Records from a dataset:
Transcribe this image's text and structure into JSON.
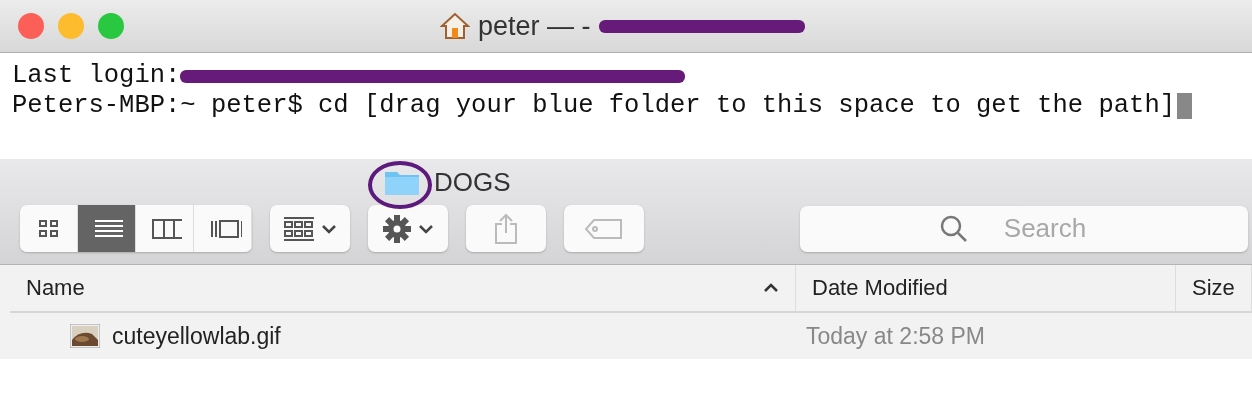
{
  "terminal": {
    "title": "peter — -",
    "lines": [
      {
        "text": "Last login:",
        "redacted": true
      },
      {
        "text": "Peters-MBP:~ peter$ cd [drag your blue folder to this space to get the path]",
        "cursor": true
      }
    ]
  },
  "finder": {
    "title": "DOGS",
    "view_modes": [
      {
        "kind": "icons",
        "selected": false
      },
      {
        "kind": "list",
        "selected": true
      },
      {
        "kind": "columns",
        "selected": false
      },
      {
        "kind": "gallery",
        "selected": false
      }
    ],
    "tools": [
      {
        "kind": "arrange"
      },
      {
        "kind": "action"
      },
      {
        "kind": "share"
      },
      {
        "kind": "tag"
      }
    ],
    "search": {
      "placeholder": "Search"
    },
    "columns": [
      {
        "label": "Name",
        "sorted": true
      },
      {
        "label": "Date Modified",
        "sorted": false
      },
      {
        "label": "Size",
        "sorted": false
      }
    ],
    "rows": [
      {
        "name": "cuteyellowlab.gif",
        "date": "Today at 2:58 PM"
      }
    ]
  }
}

## Aim of the exercise
Make an exact copy of the listing above. Do not include the pictures.

## Result of the task
Transcribe this image's text and structure into JSON.
{
  "terminal": {
    "title": "peter — -",
    "lines": [
      {
        "text": "Last login:",
        "redacted": true
      },
      {
        "text": "Peters-MBP:~ peter$ cd [drag your blue folder to this space to get the path]",
        "cursor": true
      }
    ]
  },
  "finder": {
    "title": "DOGS",
    "view_modes": [
      {
        "kind": "icons",
        "selected": false
      },
      {
        "kind": "list",
        "selected": true
      },
      {
        "kind": "columns",
        "selected": false
      },
      {
        "kind": "gallery",
        "selected": false
      }
    ],
    "tools": [
      {
        "kind": "arrange"
      },
      {
        "kind": "action"
      },
      {
        "kind": "share"
      },
      {
        "kind": "tag"
      }
    ],
    "search": {
      "placeholder": "Search"
    },
    "columns": [
      {
        "label": "Name",
        "sorted": true
      },
      {
        "label": "Date Modified",
        "sorted": false
      },
      {
        "label": "Size",
        "sorted": false
      }
    ],
    "rows": [
      {
        "name": "cuteyellowlab.gif",
        "date": "Today at 2:58 PM"
      }
    ]
  }
}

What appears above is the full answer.